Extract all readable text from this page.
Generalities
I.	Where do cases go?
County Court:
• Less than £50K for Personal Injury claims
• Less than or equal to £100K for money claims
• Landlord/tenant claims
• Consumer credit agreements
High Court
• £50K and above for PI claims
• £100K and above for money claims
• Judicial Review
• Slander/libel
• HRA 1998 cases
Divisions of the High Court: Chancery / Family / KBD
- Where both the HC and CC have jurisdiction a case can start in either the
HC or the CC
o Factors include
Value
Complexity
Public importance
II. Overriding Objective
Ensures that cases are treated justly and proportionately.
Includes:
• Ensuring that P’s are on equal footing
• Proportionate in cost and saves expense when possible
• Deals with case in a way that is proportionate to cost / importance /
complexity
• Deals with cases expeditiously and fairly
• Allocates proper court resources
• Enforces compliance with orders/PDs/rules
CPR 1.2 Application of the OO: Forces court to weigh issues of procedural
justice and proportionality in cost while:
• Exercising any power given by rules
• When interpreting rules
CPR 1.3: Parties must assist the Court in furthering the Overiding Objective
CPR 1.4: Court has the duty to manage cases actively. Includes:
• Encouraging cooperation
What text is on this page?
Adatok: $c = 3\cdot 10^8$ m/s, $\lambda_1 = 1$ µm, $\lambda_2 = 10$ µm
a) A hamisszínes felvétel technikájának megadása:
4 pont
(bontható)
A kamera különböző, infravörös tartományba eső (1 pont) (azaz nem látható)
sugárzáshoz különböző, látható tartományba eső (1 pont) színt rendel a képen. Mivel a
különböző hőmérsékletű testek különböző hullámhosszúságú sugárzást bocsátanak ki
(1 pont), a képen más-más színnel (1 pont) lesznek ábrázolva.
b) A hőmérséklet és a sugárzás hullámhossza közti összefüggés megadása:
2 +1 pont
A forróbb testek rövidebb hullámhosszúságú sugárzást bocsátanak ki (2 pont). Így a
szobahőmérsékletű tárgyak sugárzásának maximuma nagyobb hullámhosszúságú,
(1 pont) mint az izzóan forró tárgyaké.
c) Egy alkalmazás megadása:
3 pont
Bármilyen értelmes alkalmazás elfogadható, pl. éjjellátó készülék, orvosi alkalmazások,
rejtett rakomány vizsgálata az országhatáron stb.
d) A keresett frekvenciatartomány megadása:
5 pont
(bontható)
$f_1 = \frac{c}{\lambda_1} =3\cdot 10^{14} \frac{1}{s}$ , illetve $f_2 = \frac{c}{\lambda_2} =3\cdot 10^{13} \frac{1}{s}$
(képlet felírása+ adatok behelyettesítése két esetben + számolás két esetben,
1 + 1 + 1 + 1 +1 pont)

***

Instruction ▸ Quote each line above in full, word for word.

Task output ▸
Extract all readable text from this page.
Generalities
I.	Where do cases go?
County Court:
• Less than £50K for Personal Injury claims
• Less than or equal to £100K for money claims
• Landlord/tenant claims
• Consumer credit agreements
High Court
• £50K and above for PI claims
• £100K and above for money claims
• Judicial Review
• Slander/libel
• HRA 1998 cases
Divisions of the High Court: Chancery / Family / KBD
- Where both the HC and CC have jurisdiction a case can start in either the
HC or the CC
o Factors include
Value
Complexity
Public importance
II. Overriding Objective
Ensures that cases are treated justly and proportionately.
Includes:
• Ensuring that P’s are on equal footing
• Proportionate in cost and saves expense when possible
• Deals with case in a way that is proportionate to cost / importance /
complexity
• Deals with cases expeditiously and fairly
• Allocates proper court resources
• Enforces compliance with orders/PDs/rules
CPR 1.2 Application of the OO: Forces court to weigh issues of procedural
justice and proportionality in cost while:
• Exercising any power given by rules
• When interpreting rules
CPR 1.3: Parties must assist the Court in furthering the Overiding Objective
CPR 1.4: Court has the duty to manage cases actively. Includes:
• Encouraging cooperation
What text is on this page?
Adatok: $c = 3\cdot 10^8$ m/s, $\lambda_1 = 1$ µm, $\lambda_2 = 10$ µm
a) A hamisszínes felvétel technikájának megadása:
4 pont
(bontható)
A kamera különböző, infravörös tartományba eső (1 pont) (azaz nem látható)
sugárzáshoz különböző, látható tartományba eső (1 pont) színt rendel a képen. Mivel a
különböző hőmérsékletű testek különböző hullámhosszúságú sugárzást bocsátanak ki
(1 pont), a képen más-más színnel (1 pont) lesznek ábrázolva.
b) A hőmérséklet és a sugárzás hullámhossza közti összefüggés megadása:
2 +1 pont
A forróbb testek rövidebb hullámhosszúságú sugárzást bocsátanak ki (2 pont). Így a
szobahőmérsékletű tárgyak sugárzásának maximuma nagyobb hullámhosszúságú,
(1 pont) mint az izzóan forró tárgyaké.
c) Egy alkalmazás megadása:
3 pont
Bármilyen értelmes alkalmazás elfogadható, pl. éjjellátó készülék, orvosi alkalmazások,
rejtett rakomány vizsgálata az országhatáron stb.
d) A keresett frekvenciatartomány megadása:
5 pont
(bontható)
$f_1 = \frac{c}{\lambda_1} =3\cdot 10^{14} \frac{1}{s}$ , illetve $f_2 = \frac{c}{\lambda_2} =3\cdot 10^{13} \frac{1}{s}$
(képlet felírása+ adatok behelyettesítése két esetben + számolás két esetben,
1 + 1 + 1 + 1 +1 pont)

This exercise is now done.